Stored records
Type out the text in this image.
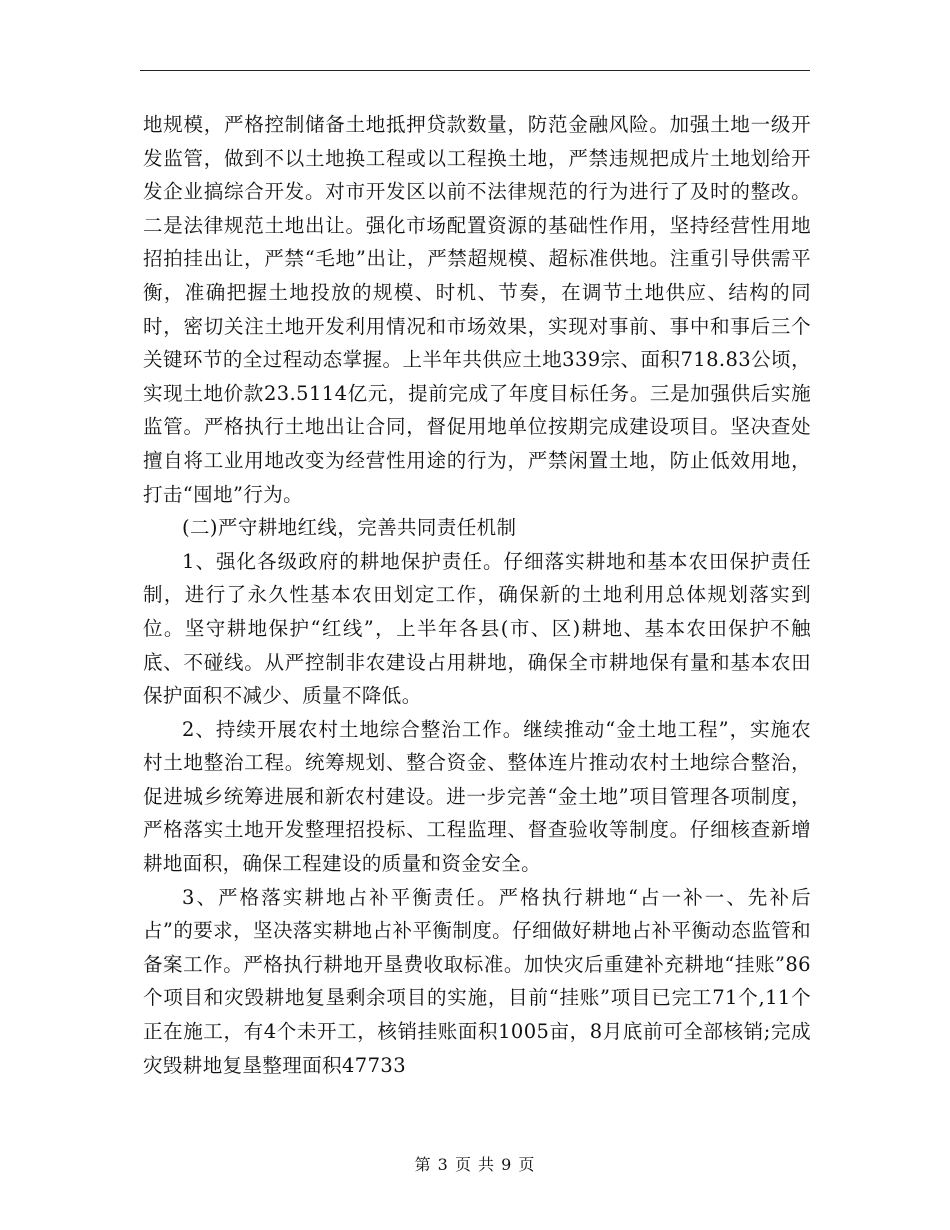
地规模，严格控制储备土地抵押贷款数量，防范金融风险。加强土地一级开发监管，做到不以土地换工程或以工程换土地，严禁违规把成片土地划给开发企业搞综合开发。对市开发区以前不法律规范的行为进行了及时的整改。二是法律规范土地出让。强化市场配置资源的基础性作用，坚持经营性用地招拍挂出让，严禁“毛地”出让，严禁超规模、超标准供地。注重引导供需平衡，准确把握土地投放的规模、时机、节奏，在调节土地供应、结构的同时，密切关注土地开发利用情况和市场效果，实现对事前、事中和事后三个关键环节的全过程动态掌握。上半年共供应土地339宗、面积718.83公顷，实现土地价款23.5114亿元，提前完成了年度目标任务。三是加强供后实施监管。严格执行土地出让合同，督促用地单位按期完成建设项目。坚决查处擅自将工业用地改变为经营性用途的行为，严禁闲置土地，防止低效用地，打击“囤地”行为。

(二)严守耕地红线，完善共同责任机制

1、强化各级政府的耕地保护责任。仔细落实耕地和基本农田保护责任制，进行了永久性基本农田划定工作，确保新的土地利用总体规划落实到位。坚守耕地保护“红线”，上半年各县(市、区)耕地、基本农田保护不触底、不碰线。从严控制非农建设占用耕地，确保全市耕地保有量和基本农田保护面积不减少、质量不降低。

2、持续开展农村土地综合整治工作。继续推动“金土地工程”，实施农村土地整治工程。统筹规划、整合资金、整体连片推动农村土地综合整治，促进城乡统筹进展和新农村建设。进一步完善“金土地”项目管理各项制度，严格落实土地开发整理招投标、工程监理、督查验收等制度。仔细核查新增耕地面积，确保工程建设的质量和资金安全。

3、严格落实耕地占补平衡责任。严格执行耕地“占一补一、先补后占”的要求，坚决落实耕地占补平衡制度。仔细做好耕地占补平衡动态监管和备案工作。严格执行耕地开垦费收取标准。加快灾后重建补充耕地“挂账”86个项目和灾毁耕地复垦剩余项目的实施，目前“挂账”项目已完工71个,11个正在施工，有4个未开工，核销挂账面积1005亩，8月底前可全部核销;完成灾毁耕地复垦整理面积47733

第 3 页 共 9 页
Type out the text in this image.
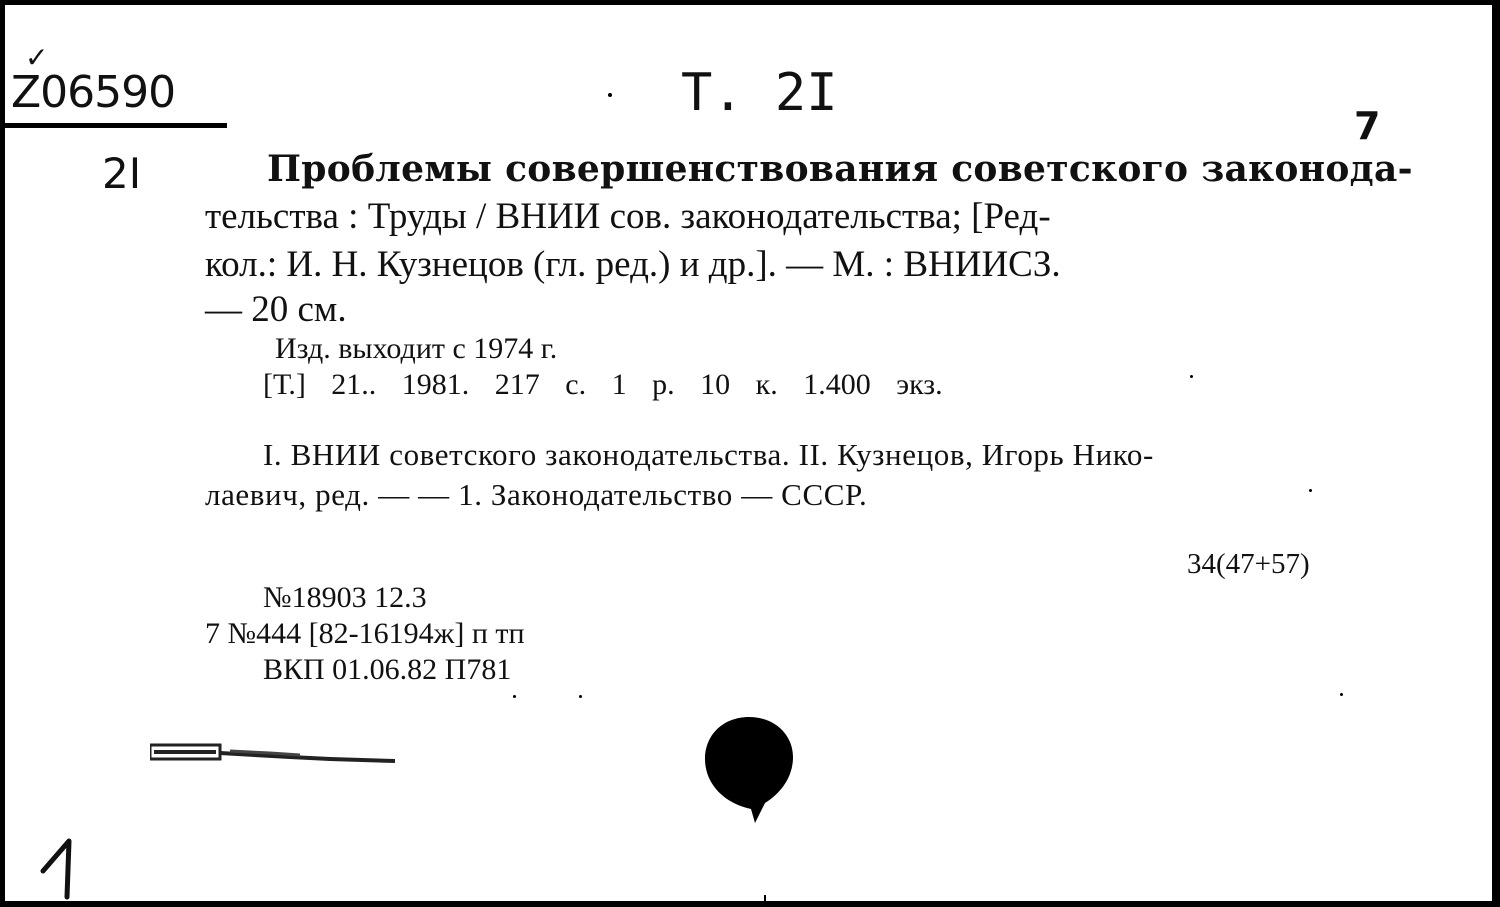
✓
Z06590	Т. 2I
7
2I	Проблемы совершенствования советского законода-
тельства : Труды / ВНИИ сов. законодательства; [Ред-
кол.: И. Н. Кузнецов (гл. ред.) и др.]. — М. : ВНИИСЗ.
— 20 см.
Изд. выходит с 1974 г.
[Т.] 21.. 1981. 217 с. 1 р. 10 к. 1.400 экз.
I. ВНИИ советского законодательства. II. Кузнецов, Игорь Нико-
лаевич, ред. — — 1. Законодательство — СССР.
34(47+57)
№18903 12.3
7 №444 [82-16194ж] п тп
ВКП 01.06.82 П781
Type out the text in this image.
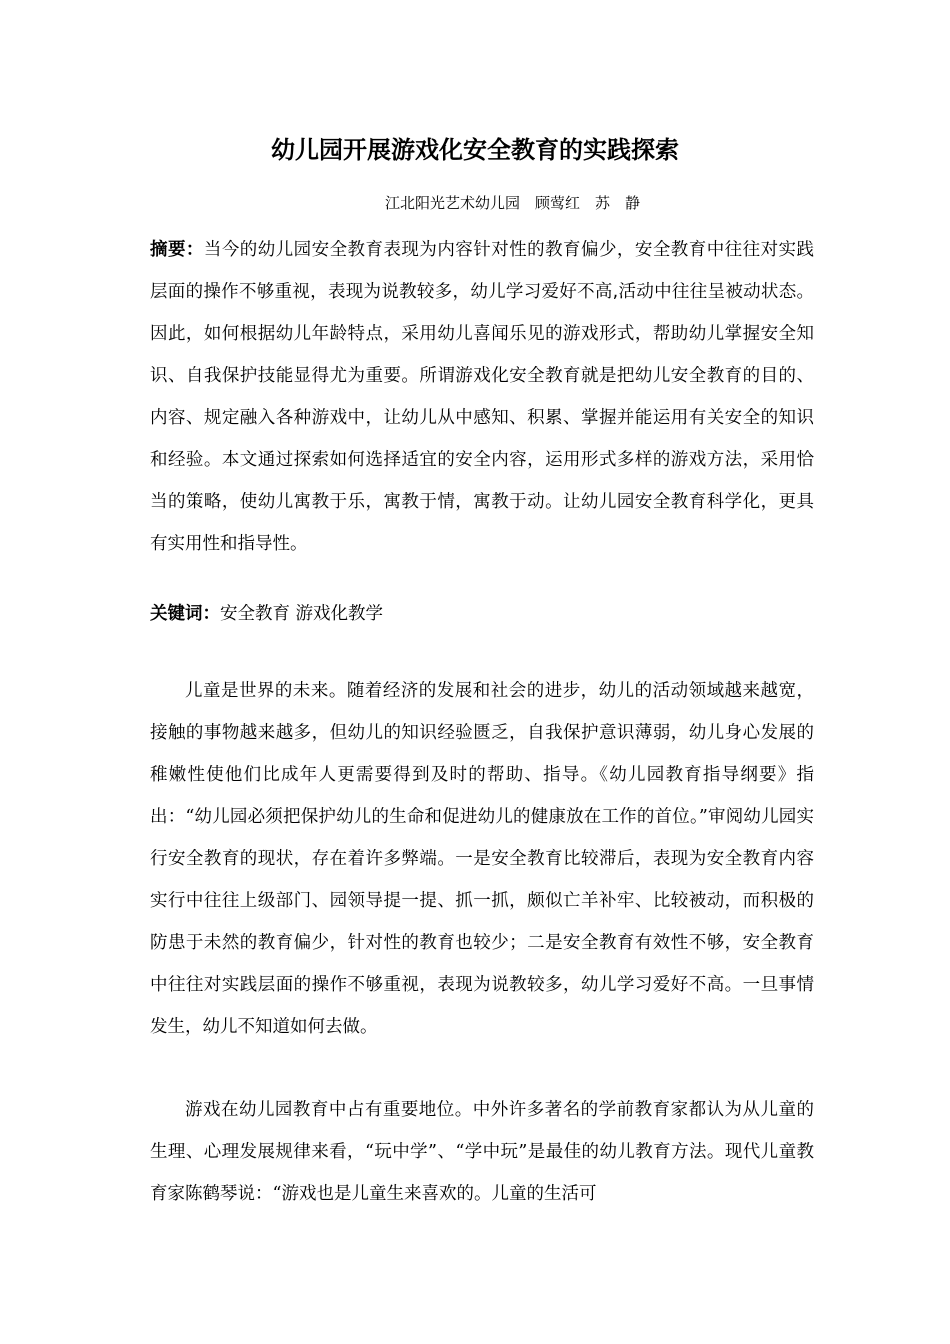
幼儿园开展游戏化安全教育的实践探索
江北阳光艺术幼儿园　顾莺红　苏　静

摘要：当今的幼儿园安全教育表现为内容针对性的教育偏少，安全教育中往往对实践层面的操作不够重视，表现为说教较多，幼儿学习爱好不高,活动中往往呈被动状态。因此，如何根据幼儿年龄特点，采用幼儿喜闻乐见的游戏形式，帮助幼儿掌握安全知识、自我保护技能显得尤为重要。所谓游戏化安全教育就是把幼儿安全教育的目的、内容、规定融入各种游戏中，让幼儿从中感知、积累、掌握并能运用有关安全的知识和经验。本文通过探索如何选择适宜的安全内容，运用形式多样的游戏方法，采用恰当的策略，使幼儿寓教于乐，寓教于情，寓教于动。让幼儿园安全教育科学化，更具有实用性和指导性。

关键词：安全教育 游戏化教学

儿童是世界的未来。随着经济的发展和社会的进步，幼儿的活动领域越来越宽，接触的事物越来越多，但幼儿的知识经验匮乏，自我保护意识薄弱，幼儿身心发展的稚嫩性使他们比成年人更需要得到及时的帮助、指导。《幼儿园教育指导纲要》指出：“幼儿园必须把保护幼儿的生命和促进幼儿的健康放在工作的首位。”审阅幼儿园实行安全教育的现状，存在着许多弊端。一是安全教育比较滞后，表现为安全教育内容实行中往往上级部门、园领导提一提、抓一抓，颇似亡羊补牢、比较被动，而积极的防患于未然的教育偏少，针对性的教育也较少；二是安全教育有效性不够，安全教育中往往对实践层面的操作不够重视，表现为说教较多，幼儿学习爱好不高。一旦事情发生，幼儿不知道如何去做。

游戏在幼儿园教育中占有重要地位。中外许多著名的学前教育家都认为从儿童的生理、心理发展规律来看，“玩中学”、“学中玩”是最佳的幼儿教育方法。现代儿童教育家陈鹤琴说：“游戏也是儿童生来喜欢的。儿童的生活可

▶ EXERCISE GOAL
Give back every line exactly as it stands, pictures excluded.

▶ COMPLETE RESPONSE
Type out the text in this image.
地规模，严格控制储备土地抵押贷款数量，防范金融风险。加强土地一级开发监管，做到不以土地换工程或以工程换土地，严禁违规把成片土地划给开发企业搞综合开发。对市开发区以前不法律规范的行为进行了及时的整改。二是法律规范土地出让。强化市场配置资源的基础性作用，坚持经营性用地招拍挂出让，严禁“毛地”出让，严禁超规模、超标准供地。注重引导供需平衡，准确把握土地投放的规模、时机、节奏，在调节土地供应、结构的同时，密切关注土地开发利用情况和市场效果，实现对事前、事中和事后三个关键环节的全过程动态掌握。上半年共供应土地339宗、面积718.83公顷，实现土地价款23.5114亿元，提前完成了年度目标任务。三是加强供后实施监管。严格执行土地出让合同，督促用地单位按期完成建设项目。坚决查处擅自将工业用地改变为经营性用途的行为，严禁闲置土地，防止低效用地，打击“囤地”行为。

(二)严守耕地红线，完善共同责任机制

1、强化各级政府的耕地保护责任。仔细落实耕地和基本农田保护责任制，进行了永久性基本农田划定工作，确保新的土地利用总体规划落实到位。坚守耕地保护“红线”，上半年各县(市、区)耕地、基本农田保护不触底、不碰线。从严控制非农建设占用耕地，确保全市耕地保有量和基本农田保护面积不减少、质量不降低。

2、持续开展农村土地综合整治工作。继续推动“金土地工程”，实施农村土地整治工程。统筹规划、整合资金、整体连片推动农村土地综合整治，促进城乡统筹进展和新农村建设。进一步完善“金土地”项目管理各项制度，严格落实土地开发整理招投标、工程监理、督查验收等制度。仔细核查新增耕地面积，确保工程建设的质量和资金安全。

3、严格落实耕地占补平衡责任。严格执行耕地“占一补一、先补后占”的要求，坚决落实耕地占补平衡制度。仔细做好耕地占补平衡动态监管和备案工作。严格执行耕地开垦费收取标准。加快灾后重建补充耕地“挂账”86个项目和灾毁耕地复垦剩余项目的实施，目前“挂账”项目已完工71个,11个正在施工，有4个未开工，核销挂账面积1005亩，8月底前可全部核销;完成灾毁耕地复垦整理面积47733

第 3 页 共 9 页
Type out the text in this image.
✓
Z06590	Т. 2I
7
2I	Проблемы совершенствования советского законода-
тельства : Труды / ВНИИ сов. законодательства; [Ред-
кол.: И. Н. Кузнецов (гл. ред.) и др.]. — М. : ВНИИСЗ.
— 20 см.
Изд. выходит с 1974 г.
[Т.] 21.. 1981. 217 с. 1 р. 10 к. 1.400 экз.
I. ВНИИ советского законодательства. II. Кузнецов, Игорь Нико-
лаевич, ред. — — 1. Законодательство — СССР.
34(47+57)
№18903 12.3
7 №444 [82-16194ж] п тп
ВКП 01.06.82 П781
Type out the text in this image.
幼儿园开展游戏化安全教育的实践探索
江北阳光艺术幼儿园　顾莺红　苏　静

摘要：当今的幼儿园安全教育表现为内容针对性的教育偏少，安全教育中往往对实践层面的操作不够重视，表现为说教较多，幼儿学习爱好不高,活动中往往呈被动状态。因此，如何根据幼儿年龄特点，采用幼儿喜闻乐见的游戏形式，帮助幼儿掌握安全知识、自我保护技能显得尤为重要。所谓游戏化安全教育就是把幼儿安全教育的目的、内容、规定融入各种游戏中，让幼儿从中感知、积累、掌握并能运用有关安全的知识和经验。本文通过探索如何选择适宜的安全内容，运用形式多样的游戏方法，采用恰当的策略，使幼儿寓教于乐，寓教于情，寓教于动。让幼儿园安全教育科学化，更具有实用性和指导性。

关键词：安全教育 游戏化教学

儿童是世界的未来。随着经济的发展和社会的进步，幼儿的活动领域越来越宽，接触的事物越来越多，但幼儿的知识经验匮乏，自我保护意识薄弱，幼儿身心发展的稚嫩性使他们比成年人更需要得到及时的帮助、指导。《幼儿园教育指导纲要》指出：“幼儿园必须把保护幼儿的生命和促进幼儿的健康放在工作的首位。”审阅幼儿园实行安全教育的现状，存在着许多弊端。一是安全教育比较滞后，表现为安全教育内容实行中往往上级部门、园领导提一提、抓一抓，颇似亡羊补牢、比较被动，而积极的防患于未然的教育偏少，针对性的教育也较少；二是安全教育有效性不够，安全教育中往往对实践层面的操作不够重视，表现为说教较多，幼儿学习爱好不高。一旦事情发生，幼儿不知道如何去做。

游戏在幼儿园教育中占有重要地位。中外许多著名的学前教育家都认为从儿童的生理、心理发展规律来看，“玩中学”、“学中玩”是最佳的幼儿教育方法。现代儿童教育家陈鹤琴说：“游戏也是儿童生来喜欢的。儿童的生活可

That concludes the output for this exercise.